-------- Source data --------

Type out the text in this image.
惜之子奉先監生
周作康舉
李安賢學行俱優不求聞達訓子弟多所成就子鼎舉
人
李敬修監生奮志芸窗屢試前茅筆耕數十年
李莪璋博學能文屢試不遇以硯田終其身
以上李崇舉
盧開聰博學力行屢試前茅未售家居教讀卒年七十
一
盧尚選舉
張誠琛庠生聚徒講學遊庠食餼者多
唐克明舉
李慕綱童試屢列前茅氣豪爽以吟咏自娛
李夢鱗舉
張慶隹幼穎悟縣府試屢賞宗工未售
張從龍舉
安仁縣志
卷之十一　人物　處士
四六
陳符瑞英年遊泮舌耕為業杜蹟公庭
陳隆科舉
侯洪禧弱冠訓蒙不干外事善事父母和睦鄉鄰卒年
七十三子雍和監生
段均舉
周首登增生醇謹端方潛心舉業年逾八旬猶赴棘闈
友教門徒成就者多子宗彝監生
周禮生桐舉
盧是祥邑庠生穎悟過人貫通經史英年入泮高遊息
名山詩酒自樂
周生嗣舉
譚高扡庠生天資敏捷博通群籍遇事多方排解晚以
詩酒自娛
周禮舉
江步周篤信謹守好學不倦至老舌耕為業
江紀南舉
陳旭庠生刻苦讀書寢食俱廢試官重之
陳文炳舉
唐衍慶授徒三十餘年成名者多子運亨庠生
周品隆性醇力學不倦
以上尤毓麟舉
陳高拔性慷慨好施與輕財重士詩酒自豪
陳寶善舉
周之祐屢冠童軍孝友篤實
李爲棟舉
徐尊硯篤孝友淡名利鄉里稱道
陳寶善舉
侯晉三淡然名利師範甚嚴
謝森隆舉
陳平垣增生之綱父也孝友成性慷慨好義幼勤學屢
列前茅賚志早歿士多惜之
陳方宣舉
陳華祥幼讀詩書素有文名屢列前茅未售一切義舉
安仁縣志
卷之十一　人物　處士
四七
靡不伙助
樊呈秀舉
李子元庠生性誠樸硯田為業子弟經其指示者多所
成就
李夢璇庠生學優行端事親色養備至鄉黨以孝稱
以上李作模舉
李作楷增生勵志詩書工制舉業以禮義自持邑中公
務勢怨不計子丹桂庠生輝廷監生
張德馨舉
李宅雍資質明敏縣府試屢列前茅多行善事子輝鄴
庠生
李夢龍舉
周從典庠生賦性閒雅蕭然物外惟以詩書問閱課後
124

--------

* What the task asks *
Write down the full listing again, exactly.

* The solution *
Type out the text in this image.
惜之子奉先監生
周作康舉
李安賢學行俱優不求聞達訓子弟多所成就子鼎舉
人
李敬修監生奮志芸窗屢試前茅筆耕數十年
李莪璋博學能文屢試不遇以硯田終其身
以上李崇舉
盧開聰博學力行屢試前茅未售家居教讀卒年七十
一
盧尚選舉
張誠琛庠生聚徒講學遊庠食餼者多
唐克明舉
李慕綱童試屢列前茅氣豪爽以吟咏自娛
李夢鱗舉
張慶隹幼穎悟縣府試屢賞宗工未售
張從龍舉
安仁縣志
卷之十一　人物　處士
四六
陳符瑞英年遊泮舌耕為業杜蹟公庭
陳隆科舉
侯洪禧弱冠訓蒙不干外事善事父母和睦鄉鄰卒年
七十三子雍和監生
段均舉
周首登增生醇謹端方潛心舉業年逾八旬猶赴棘闈
友教門徒成就者多子宗彝監生
周禮生桐舉
盧是祥邑庠生穎悟過人貫通經史英年入泮高遊息
名山詩酒自樂
周生嗣舉
譚高扡庠生天資敏捷博通群籍遇事多方排解晚以
詩酒自娛
周禮舉
江步周篤信謹守好學不倦至老舌耕為業
江紀南舉
陳旭庠生刻苦讀書寢食俱廢試官重之
陳文炳舉
唐衍慶授徒三十餘年成名者多子運亨庠生
周品隆性醇力學不倦
以上尤毓麟舉
陳高拔性慷慨好施與輕財重士詩酒自豪
陳寶善舉
周之祐屢冠童軍孝友篤實
李爲棟舉
徐尊硯篤孝友淡名利鄉里稱道
陳寶善舉
侯晉三淡然名利師範甚嚴
謝森隆舉
陳平垣增生之綱父也孝友成性慷慨好義幼勤學屢
列前茅賚志早歿士多惜之
陳方宣舉
陳華祥幼讀詩書素有文名屢列前茅未售一切義舉
安仁縣志
卷之十一　人物　處士
四七
靡不伙助
樊呈秀舉
李子元庠生性誠樸硯田為業子弟經其指示者多所
成就
李夢璇庠生學優行端事親色養備至鄉黨以孝稱
以上李作模舉
李作楷增生勵志詩書工制舉業以禮義自持邑中公
務勢怨不計子丹桂庠生輝廷監生
張德馨舉
李宅雍資質明敏縣府試屢列前茅多行善事子輝鄴
庠生
李夢龍舉
周從典庠生賦性閒雅蕭然物外惟以詩書問閱課後
124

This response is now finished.